Records for this exercise:
______
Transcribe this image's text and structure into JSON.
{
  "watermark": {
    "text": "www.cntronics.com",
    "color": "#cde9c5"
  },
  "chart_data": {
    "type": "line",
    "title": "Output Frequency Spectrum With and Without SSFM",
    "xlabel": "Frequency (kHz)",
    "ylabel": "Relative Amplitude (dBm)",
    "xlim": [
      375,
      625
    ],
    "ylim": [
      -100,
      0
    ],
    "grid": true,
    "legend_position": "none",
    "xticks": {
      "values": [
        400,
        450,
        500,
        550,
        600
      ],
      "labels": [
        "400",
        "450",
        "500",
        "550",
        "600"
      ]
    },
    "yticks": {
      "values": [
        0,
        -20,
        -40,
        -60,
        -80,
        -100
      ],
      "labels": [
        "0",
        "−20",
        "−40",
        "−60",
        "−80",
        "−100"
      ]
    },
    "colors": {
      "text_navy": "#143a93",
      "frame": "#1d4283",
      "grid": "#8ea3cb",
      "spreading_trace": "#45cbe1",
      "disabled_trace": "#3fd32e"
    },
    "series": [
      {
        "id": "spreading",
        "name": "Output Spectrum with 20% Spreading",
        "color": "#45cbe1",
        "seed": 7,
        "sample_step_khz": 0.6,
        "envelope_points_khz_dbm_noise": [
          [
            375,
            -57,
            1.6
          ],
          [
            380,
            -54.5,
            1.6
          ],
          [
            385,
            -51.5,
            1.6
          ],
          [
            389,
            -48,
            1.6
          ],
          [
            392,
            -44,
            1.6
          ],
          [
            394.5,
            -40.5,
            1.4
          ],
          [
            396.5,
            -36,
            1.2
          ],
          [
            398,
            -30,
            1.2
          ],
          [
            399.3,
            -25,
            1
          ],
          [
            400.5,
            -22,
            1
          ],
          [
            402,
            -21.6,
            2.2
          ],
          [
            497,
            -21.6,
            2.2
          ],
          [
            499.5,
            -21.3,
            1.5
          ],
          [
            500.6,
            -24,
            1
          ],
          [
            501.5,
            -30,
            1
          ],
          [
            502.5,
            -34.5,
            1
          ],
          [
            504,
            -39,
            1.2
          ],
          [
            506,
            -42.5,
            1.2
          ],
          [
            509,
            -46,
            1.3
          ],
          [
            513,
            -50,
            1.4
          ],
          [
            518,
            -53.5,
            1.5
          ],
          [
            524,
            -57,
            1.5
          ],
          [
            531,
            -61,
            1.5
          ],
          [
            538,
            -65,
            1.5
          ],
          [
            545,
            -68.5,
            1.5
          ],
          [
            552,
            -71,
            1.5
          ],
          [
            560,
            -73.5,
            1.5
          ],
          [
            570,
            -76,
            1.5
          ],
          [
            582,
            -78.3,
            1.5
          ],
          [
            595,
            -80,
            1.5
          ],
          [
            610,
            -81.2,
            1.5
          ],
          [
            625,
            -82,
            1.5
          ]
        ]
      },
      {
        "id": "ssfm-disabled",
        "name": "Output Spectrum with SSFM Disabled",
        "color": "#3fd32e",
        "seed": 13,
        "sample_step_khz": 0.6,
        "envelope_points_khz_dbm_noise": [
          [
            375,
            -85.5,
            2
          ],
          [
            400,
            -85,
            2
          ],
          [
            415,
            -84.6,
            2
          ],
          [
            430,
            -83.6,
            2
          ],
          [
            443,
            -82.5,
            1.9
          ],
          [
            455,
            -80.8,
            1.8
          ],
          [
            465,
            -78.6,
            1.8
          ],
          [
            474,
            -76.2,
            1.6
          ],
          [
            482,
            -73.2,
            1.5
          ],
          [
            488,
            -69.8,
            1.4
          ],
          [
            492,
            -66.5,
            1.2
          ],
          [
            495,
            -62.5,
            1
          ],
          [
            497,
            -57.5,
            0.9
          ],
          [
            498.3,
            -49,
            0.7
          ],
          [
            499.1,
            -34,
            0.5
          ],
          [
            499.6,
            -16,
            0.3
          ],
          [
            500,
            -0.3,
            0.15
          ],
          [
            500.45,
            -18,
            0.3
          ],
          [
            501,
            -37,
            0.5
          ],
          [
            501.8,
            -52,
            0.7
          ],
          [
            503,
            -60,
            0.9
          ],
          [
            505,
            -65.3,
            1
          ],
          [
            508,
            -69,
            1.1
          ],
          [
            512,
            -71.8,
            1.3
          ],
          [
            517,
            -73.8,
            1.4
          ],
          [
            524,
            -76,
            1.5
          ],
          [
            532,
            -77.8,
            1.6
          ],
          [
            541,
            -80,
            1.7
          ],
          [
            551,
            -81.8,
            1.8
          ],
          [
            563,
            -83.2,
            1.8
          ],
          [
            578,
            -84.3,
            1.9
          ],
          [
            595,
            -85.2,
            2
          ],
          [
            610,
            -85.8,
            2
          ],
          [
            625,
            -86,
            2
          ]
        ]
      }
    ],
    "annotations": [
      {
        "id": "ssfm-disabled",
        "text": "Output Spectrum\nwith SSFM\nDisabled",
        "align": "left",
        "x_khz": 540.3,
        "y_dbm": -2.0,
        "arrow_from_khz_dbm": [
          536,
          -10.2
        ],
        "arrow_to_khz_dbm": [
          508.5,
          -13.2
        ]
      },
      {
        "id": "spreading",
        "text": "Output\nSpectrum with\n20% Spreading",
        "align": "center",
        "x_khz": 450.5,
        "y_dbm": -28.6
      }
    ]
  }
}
______
Requirements: Retype the entries exactly, including every line.

Correct answer:
Transcribe this image's text and structure into JSON.
{
  "watermark": {
    "text": "www.cntronics.com",
    "color": "#cde9c5"
  },
  "chart_data": {
    "type": "line",
    "title": "Output Frequency Spectrum With and Without SSFM",
    "xlabel": "Frequency (kHz)",
    "ylabel": "Relative Amplitude (dBm)",
    "xlim": [
      375,
      625
    ],
    "ylim": [
      -100,
      0
    ],
    "grid": true,
    "legend_position": "none",
    "xticks": {
      "values": [
        400,
        450,
        500,
        550,
        600
      ],
      "labels": [
        "400",
        "450",
        "500",
        "550",
        "600"
      ]
    },
    "yticks": {
      "values": [
        0,
        -20,
        -40,
        -60,
        -80,
        -100
      ],
      "labels": [
        "0",
        "−20",
        "−40",
        "−60",
        "−80",
        "−100"
      ]
    },
    "colors": {
      "text_navy": "#143a93",
      "frame": "#1d4283",
      "grid": "#8ea3cb",
      "spreading_trace": "#45cbe1",
      "disabled_trace": "#3fd32e"
    },
    "series": [
      {
        "id": "spreading",
        "name": "Output Spectrum with 20% Spreading",
        "color": "#45cbe1",
        "seed": 7,
        "sample_step_khz": 0.6,
        "envelope_points_khz_dbm_noise": [
          [
            375,
            -57,
            1.6
          ],
          [
            380,
            -54.5,
            1.6
          ],
          [
            385,
            -51.5,
            1.6
          ],
          [
            389,
            -48,
            1.6
          ],
          [
            392,
            -44,
            1.6
          ],
          [
            394.5,
            -40.5,
            1.4
          ],
          [
            396.5,
            -36,
            1.2
          ],
          [
            398,
            -30,
            1.2
          ],
          [
            399.3,
            -25,
            1
          ],
          [
            400.5,
            -22,
            1
          ],
          [
            402,
            -21.6,
            2.2
          ],
          [
            497,
            -21.6,
            2.2
          ],
          [
            499.5,
            -21.3,
            1.5
          ],
          [
            500.6,
            -24,
            1
          ],
          [
            501.5,
            -30,
            1
          ],
          [
            502.5,
            -34.5,
            1
          ],
          [
            504,
            -39,
            1.2
          ],
          [
            506,
            -42.5,
            1.2
          ],
          [
            509,
            -46,
            1.3
          ],
          [
            513,
            -50,
            1.4
          ],
          [
            518,
            -53.5,
            1.5
          ],
          [
            524,
            -57,
            1.5
          ],
          [
            531,
            -61,
            1.5
          ],
          [
            538,
            -65,
            1.5
          ],
          [
            545,
            -68.5,
            1.5
          ],
          [
            552,
            -71,
            1.5
          ],
          [
            560,
            -73.5,
            1.5
          ],
          [
            570,
            -76,
            1.5
          ],
          [
            582,
            -78.3,
            1.5
          ],
          [
            595,
            -80,
            1.5
          ],
          [
            610,
            -81.2,
            1.5
          ],
          [
            625,
            -82,
            1.5
          ]
        ]
      },
      {
        "id": "ssfm-disabled",
        "name": "Output Spectrum with SSFM Disabled",
        "color": "#3fd32e",
        "seed": 13,
        "sample_step_khz": 0.6,
        "envelope_points_khz_dbm_noise": [
          [
            375,
            -85.5,
            2
          ],
          [
            400,
            -85,
            2
          ],
          [
            415,
            -84.6,
            2
          ],
          [
            430,
            -83.6,
            2
          ],
          [
            443,
            -82.5,
            1.9
          ],
          [
            455,
            -80.8,
            1.8
          ],
          [
            465,
            -78.6,
            1.8
          ],
          [
            474,
            -76.2,
            1.6
          ],
          [
            482,
            -73.2,
            1.5
          ],
          [
            488,
            -69.8,
            1.4
          ],
          [
            492,
            -66.5,
            1.2
          ],
          [
            495,
            -62.5,
            1
          ],
          [
            497,
            -57.5,
            0.9
          ],
          [
            498.3,
            -49,
            0.7
          ],
          [
            499.1,
            -34,
            0.5
          ],
          [
            499.6,
            -16,
            0.3
          ],
          [
            500,
            -0.3,
            0.15
          ],
          [
            500.45,
            -18,
            0.3
          ],
          [
            501,
            -37,
            0.5
          ],
          [
            501.8,
            -52,
            0.7
          ],
          [
            503,
            -60,
            0.9
          ],
          [
            505,
            -65.3,
            1
          ],
          [
            508,
            -69,
            1.1
          ],
          [
            512,
            -71.8,
            1.3
          ],
          [
            517,
            -73.8,
            1.4
          ],
          [
            524,
            -76,
            1.5
          ],
          [
            532,
            -77.8,
            1.6
          ],
          [
            541,
            -80,
            1.7
          ],
          [
            551,
            -81.8,
            1.8
          ],
          [
            563,
            -83.2,
            1.8
          ],
          [
            578,
            -84.3,
            1.9
          ],
          [
            595,
            -85.2,
            2
          ],
          [
            610,
            -85.8,
            2
          ],
          [
            625,
            -86,
            2
          ]
        ]
      }
    ],
    "annotations": [
      {
        "id": "ssfm-disabled",
        "text": "Output Spectrum\nwith SSFM\nDisabled",
        "align": "left",
        "x_khz": 540.3,
        "y_dbm": -2.0,
        "arrow_from_khz_dbm": [
          536,
          -10.2
        ],
        "arrow_to_khz_dbm": [
          508.5,
          -13.2
        ]
      },
      {
        "id": "spreading",
        "text": "Output\nSpectrum with\n20% Spreading",
        "align": "center",
        "x_khz": 450.5,
        "y_dbm": -28.6
      }
    ]
  }
}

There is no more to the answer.